— BEGIN DATA SUPPLIED —

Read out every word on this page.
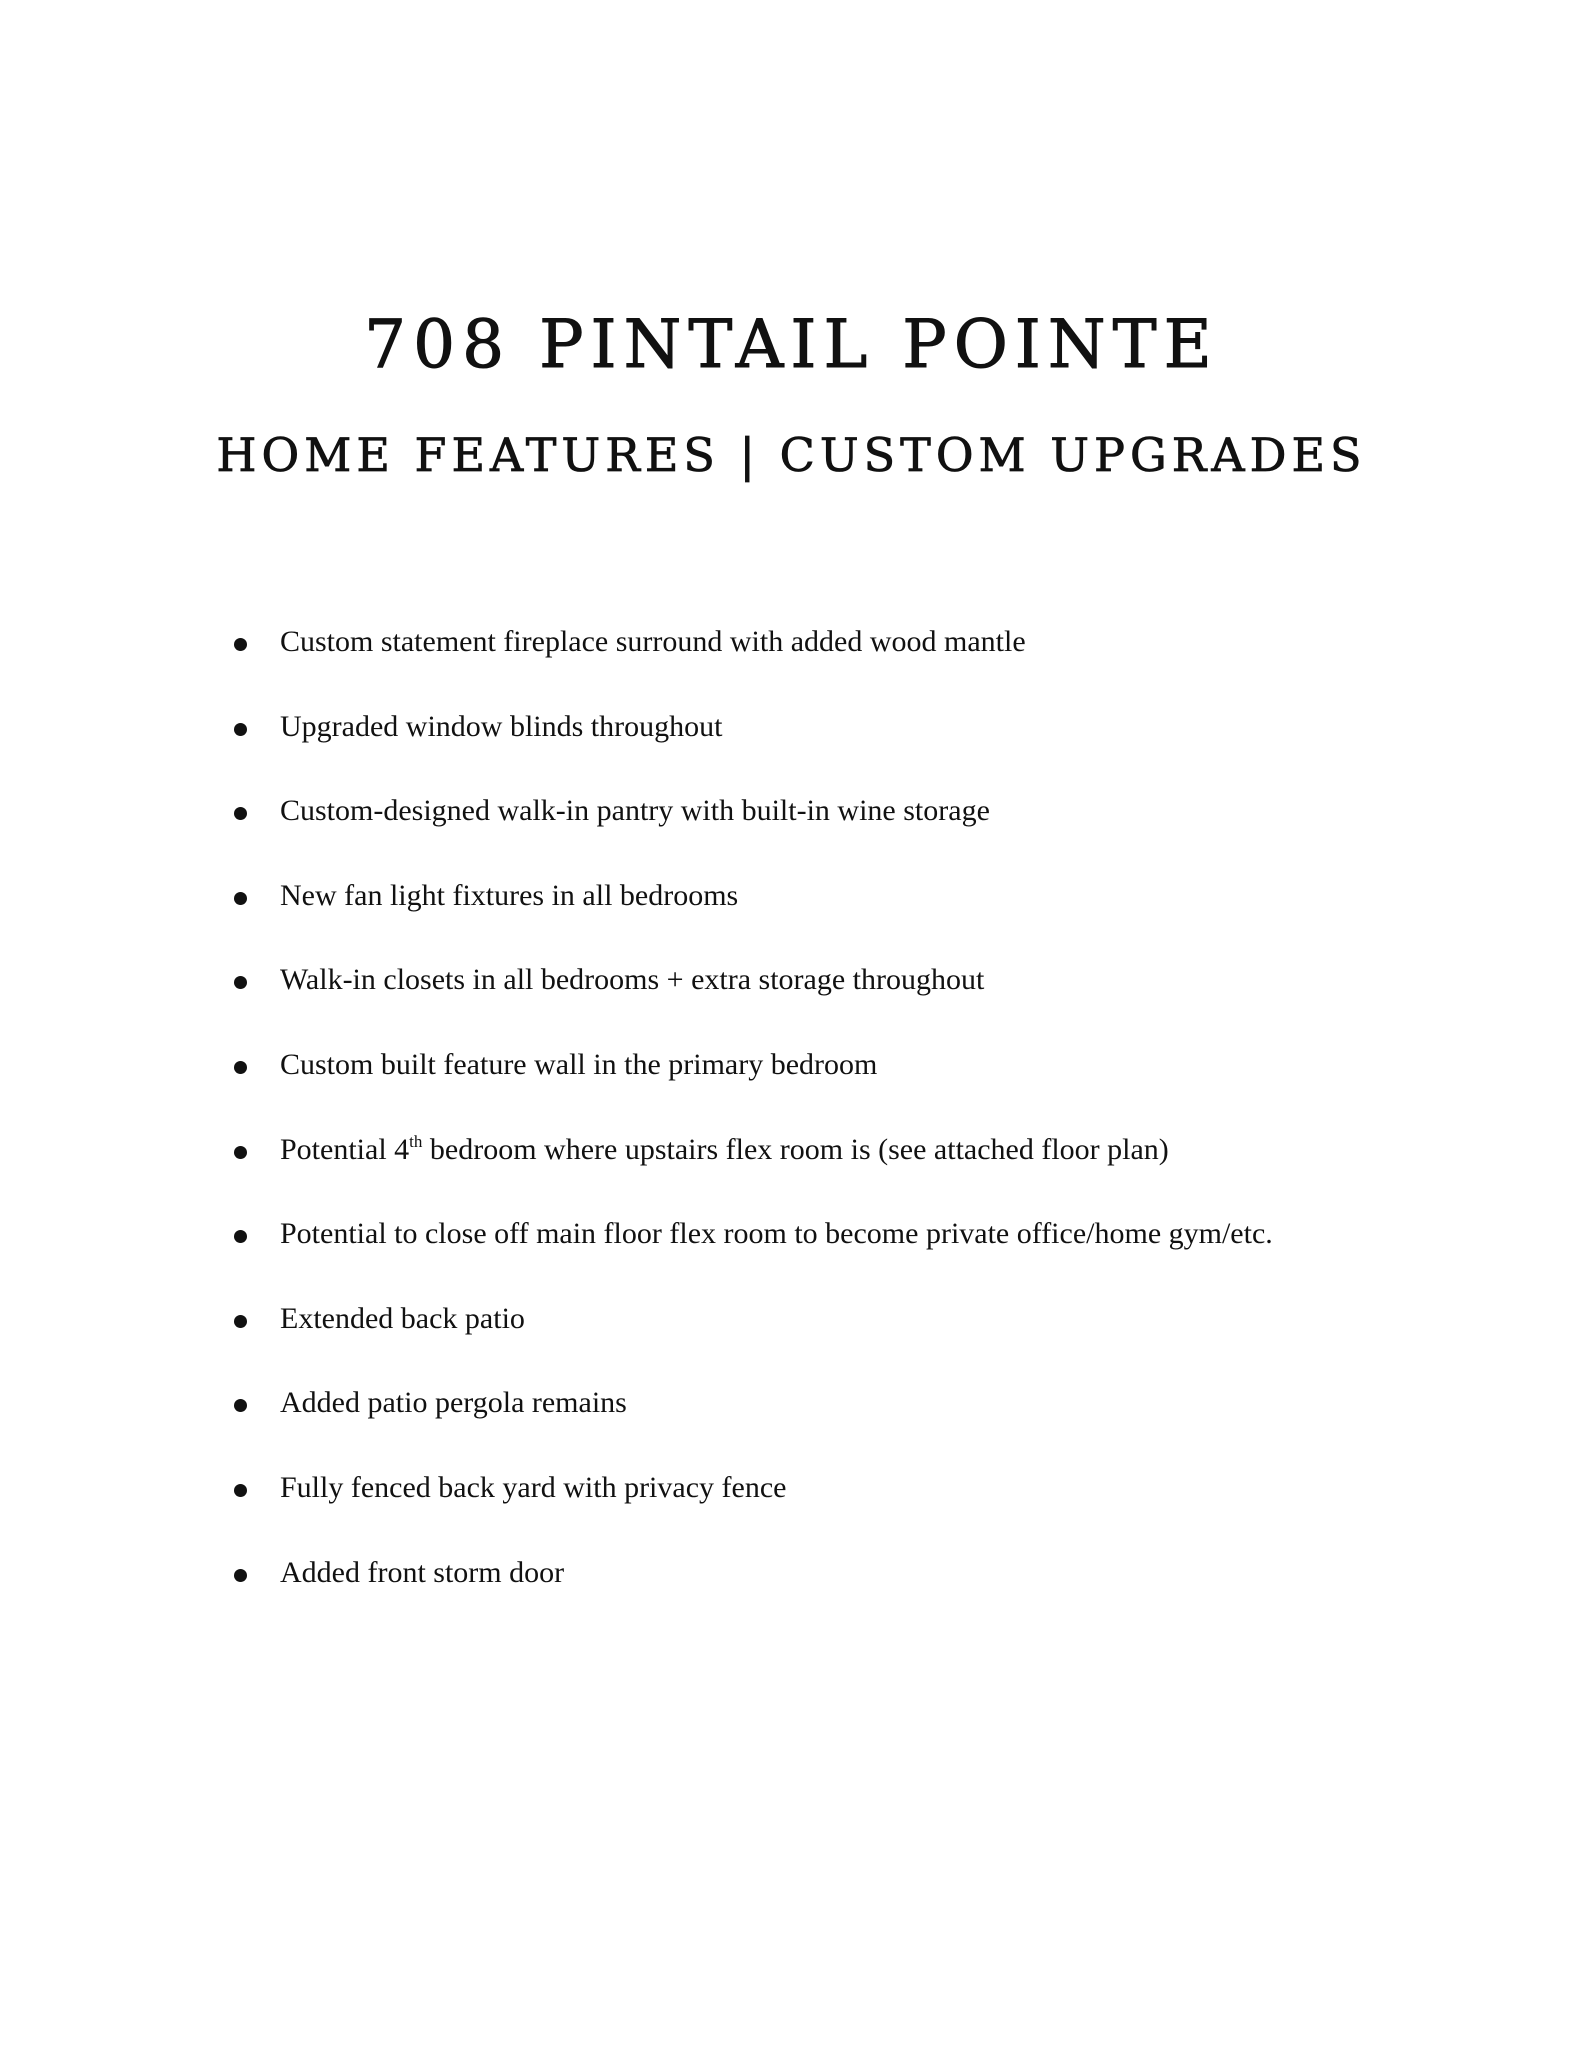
708 PINTAIL POINTE
HOME FEATURES | CUSTOM UPGRADES
Custom statement fireplace surround with added wood mantle
Upgraded window blinds throughout
Custom-designed walk-in pantry with built-in wine storage
New fan light fixtures in all bedrooms
Walk-in closets in all bedrooms + extra storage throughout
Custom built feature wall in the primary bedroom
Potential 4th bedroom where upstairs flex room is (see attached floor plan)
Potential to close off main floor flex room to become private office/home gym/etc.
Extended back patio
Added patio pergola remains
Fully fenced back yard with privacy fence
Added front storm door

— END DATA SUPPLIED —

§ **WHAT IS BEING ASKED**
Without including any picture, repeat the data exactly.

§ **THE SOLUTION**
Read out every word on this page.
708 PINTAIL POINTE
HOME FEATURES | CUSTOM UPGRADES
Custom statement fireplace surround with added wood mantle
Upgraded window blinds throughout
Custom-designed walk-in pantry with built-in wine storage
New fan light fixtures in all bedrooms
Walk-in closets in all bedrooms + extra storage throughout
Custom built feature wall in the primary bedroom
Potential 4th bedroom where upstairs flex room is (see attached floor plan)
Potential to close off main floor flex room to become private office/home gym/etc.
Extended back patio
Added patio pergola remains
Fully fenced back yard with privacy fence
Added front storm door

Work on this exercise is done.